* [Required task]: Report the number of lines where the string "article" occurs, and write nothing else.

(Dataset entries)

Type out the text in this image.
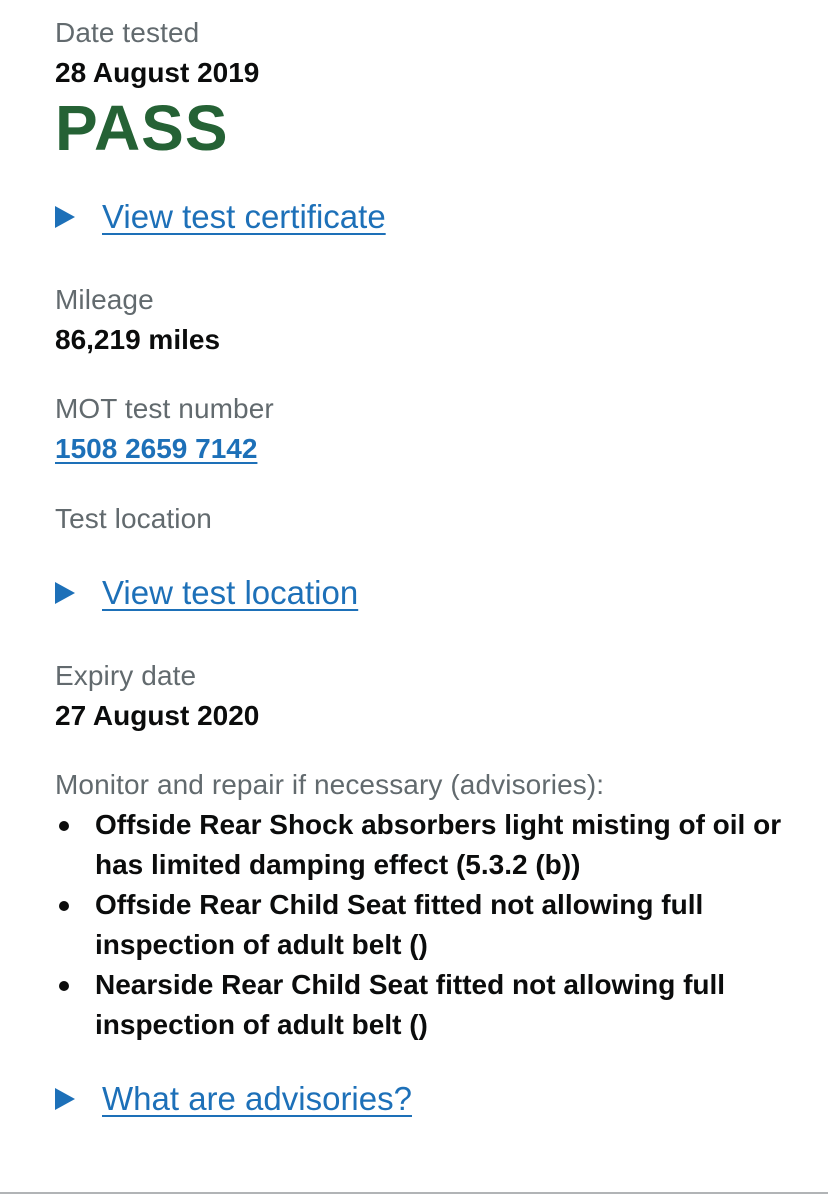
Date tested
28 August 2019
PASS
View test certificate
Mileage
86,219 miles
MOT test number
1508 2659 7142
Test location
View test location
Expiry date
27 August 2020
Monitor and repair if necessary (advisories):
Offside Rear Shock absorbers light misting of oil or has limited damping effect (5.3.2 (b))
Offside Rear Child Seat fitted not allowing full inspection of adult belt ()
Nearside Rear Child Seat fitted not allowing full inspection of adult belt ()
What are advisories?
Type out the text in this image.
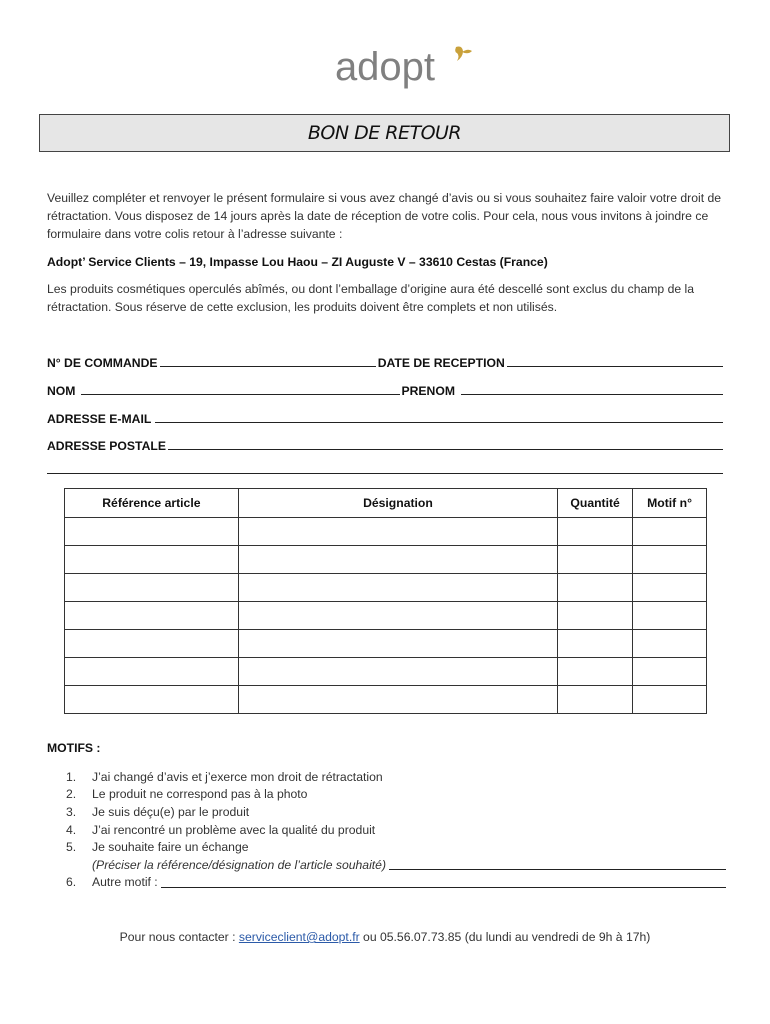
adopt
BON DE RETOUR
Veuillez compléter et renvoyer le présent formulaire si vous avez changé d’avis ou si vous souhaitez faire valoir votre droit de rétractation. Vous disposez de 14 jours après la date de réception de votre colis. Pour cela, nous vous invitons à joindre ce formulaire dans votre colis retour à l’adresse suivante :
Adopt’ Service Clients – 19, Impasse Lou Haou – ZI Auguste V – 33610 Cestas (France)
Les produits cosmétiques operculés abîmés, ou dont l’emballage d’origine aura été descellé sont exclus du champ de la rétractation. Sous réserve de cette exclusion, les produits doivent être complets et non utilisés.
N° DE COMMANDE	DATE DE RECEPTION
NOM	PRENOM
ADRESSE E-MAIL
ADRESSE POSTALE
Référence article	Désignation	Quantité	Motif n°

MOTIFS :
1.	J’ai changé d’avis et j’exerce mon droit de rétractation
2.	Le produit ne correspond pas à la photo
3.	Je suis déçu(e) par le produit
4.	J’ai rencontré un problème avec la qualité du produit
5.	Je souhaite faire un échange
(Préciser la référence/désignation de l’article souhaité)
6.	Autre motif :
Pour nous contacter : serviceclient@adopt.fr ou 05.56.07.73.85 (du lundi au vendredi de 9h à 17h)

* * *

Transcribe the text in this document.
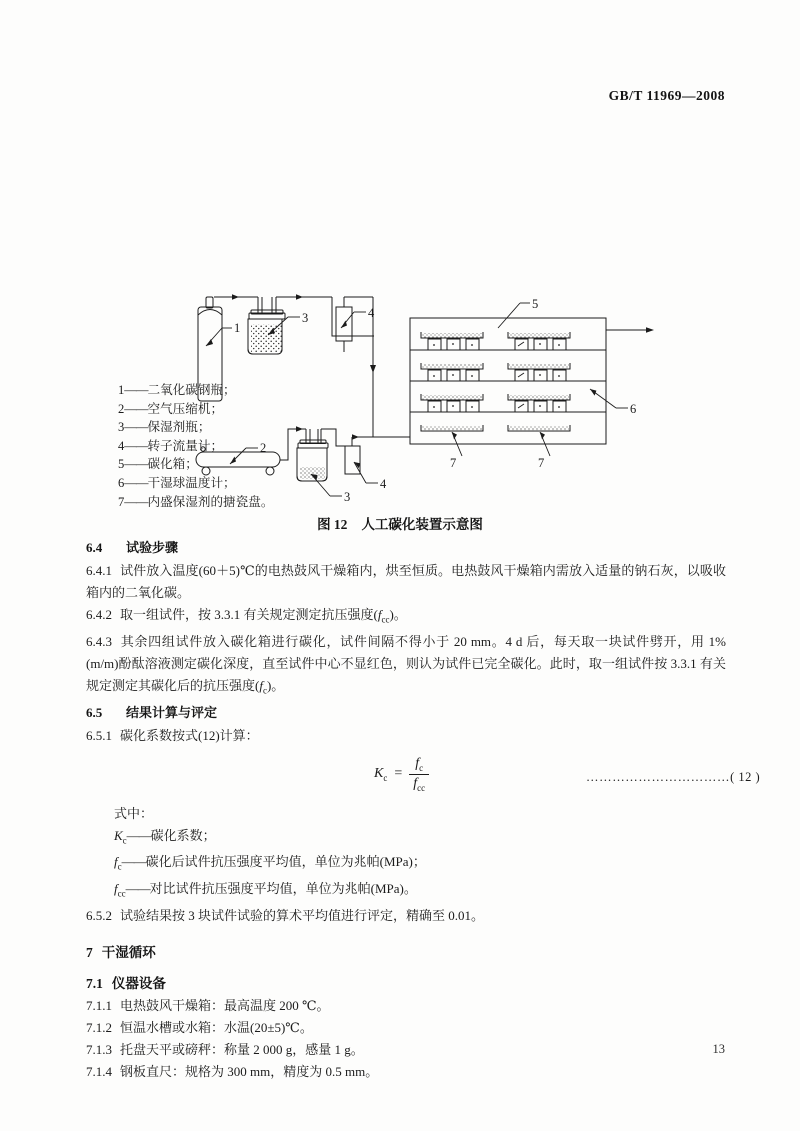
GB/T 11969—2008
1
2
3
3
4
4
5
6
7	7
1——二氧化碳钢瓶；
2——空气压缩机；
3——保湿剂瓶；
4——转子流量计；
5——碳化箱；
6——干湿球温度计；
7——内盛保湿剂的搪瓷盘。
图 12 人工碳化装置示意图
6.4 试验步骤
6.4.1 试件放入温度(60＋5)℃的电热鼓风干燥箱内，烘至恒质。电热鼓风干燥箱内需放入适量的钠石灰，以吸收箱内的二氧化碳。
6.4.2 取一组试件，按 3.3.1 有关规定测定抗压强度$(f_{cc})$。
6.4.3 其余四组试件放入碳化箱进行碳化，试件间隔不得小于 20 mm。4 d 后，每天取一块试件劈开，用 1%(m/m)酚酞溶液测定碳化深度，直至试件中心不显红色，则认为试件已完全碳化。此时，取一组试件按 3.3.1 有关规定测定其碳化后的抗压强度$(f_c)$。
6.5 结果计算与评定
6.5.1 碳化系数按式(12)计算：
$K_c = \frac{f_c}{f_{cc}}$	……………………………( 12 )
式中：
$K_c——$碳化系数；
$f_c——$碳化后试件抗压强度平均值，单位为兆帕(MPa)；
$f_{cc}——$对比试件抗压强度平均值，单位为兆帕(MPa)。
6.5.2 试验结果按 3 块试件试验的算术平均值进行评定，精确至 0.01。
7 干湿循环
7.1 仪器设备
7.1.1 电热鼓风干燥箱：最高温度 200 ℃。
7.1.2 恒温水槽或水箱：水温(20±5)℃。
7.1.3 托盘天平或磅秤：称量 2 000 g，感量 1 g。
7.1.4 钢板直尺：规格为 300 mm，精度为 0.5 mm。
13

---

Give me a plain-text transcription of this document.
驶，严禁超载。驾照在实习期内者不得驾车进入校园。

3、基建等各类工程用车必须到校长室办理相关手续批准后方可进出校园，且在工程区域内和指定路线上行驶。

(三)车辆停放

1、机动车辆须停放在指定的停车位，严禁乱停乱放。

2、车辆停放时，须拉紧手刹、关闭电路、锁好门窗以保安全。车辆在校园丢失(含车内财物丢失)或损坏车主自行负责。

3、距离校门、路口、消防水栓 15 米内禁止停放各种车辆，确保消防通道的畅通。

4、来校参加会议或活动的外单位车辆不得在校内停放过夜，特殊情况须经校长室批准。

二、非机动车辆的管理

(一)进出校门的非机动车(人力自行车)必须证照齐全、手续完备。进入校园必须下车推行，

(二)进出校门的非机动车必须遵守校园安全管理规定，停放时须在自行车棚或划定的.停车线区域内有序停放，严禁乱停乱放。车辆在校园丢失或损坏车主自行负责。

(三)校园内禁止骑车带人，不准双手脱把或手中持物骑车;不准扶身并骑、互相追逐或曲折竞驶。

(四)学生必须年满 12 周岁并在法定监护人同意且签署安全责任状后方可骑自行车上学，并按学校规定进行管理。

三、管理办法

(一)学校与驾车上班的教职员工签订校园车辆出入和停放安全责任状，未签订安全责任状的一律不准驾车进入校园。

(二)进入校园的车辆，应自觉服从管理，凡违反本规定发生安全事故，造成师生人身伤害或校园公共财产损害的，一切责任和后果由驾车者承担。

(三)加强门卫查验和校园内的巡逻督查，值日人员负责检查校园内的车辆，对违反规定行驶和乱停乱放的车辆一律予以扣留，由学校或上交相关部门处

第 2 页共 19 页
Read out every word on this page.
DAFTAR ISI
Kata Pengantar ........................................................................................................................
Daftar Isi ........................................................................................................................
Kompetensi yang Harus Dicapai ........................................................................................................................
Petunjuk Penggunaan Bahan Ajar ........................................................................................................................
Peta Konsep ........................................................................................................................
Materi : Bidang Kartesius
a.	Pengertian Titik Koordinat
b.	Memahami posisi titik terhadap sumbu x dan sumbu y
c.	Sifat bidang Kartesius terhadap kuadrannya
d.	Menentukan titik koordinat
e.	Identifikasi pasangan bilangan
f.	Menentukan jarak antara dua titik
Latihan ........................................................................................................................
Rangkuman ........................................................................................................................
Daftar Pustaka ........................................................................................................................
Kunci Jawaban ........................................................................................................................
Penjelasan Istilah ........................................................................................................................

* [Task result]: 2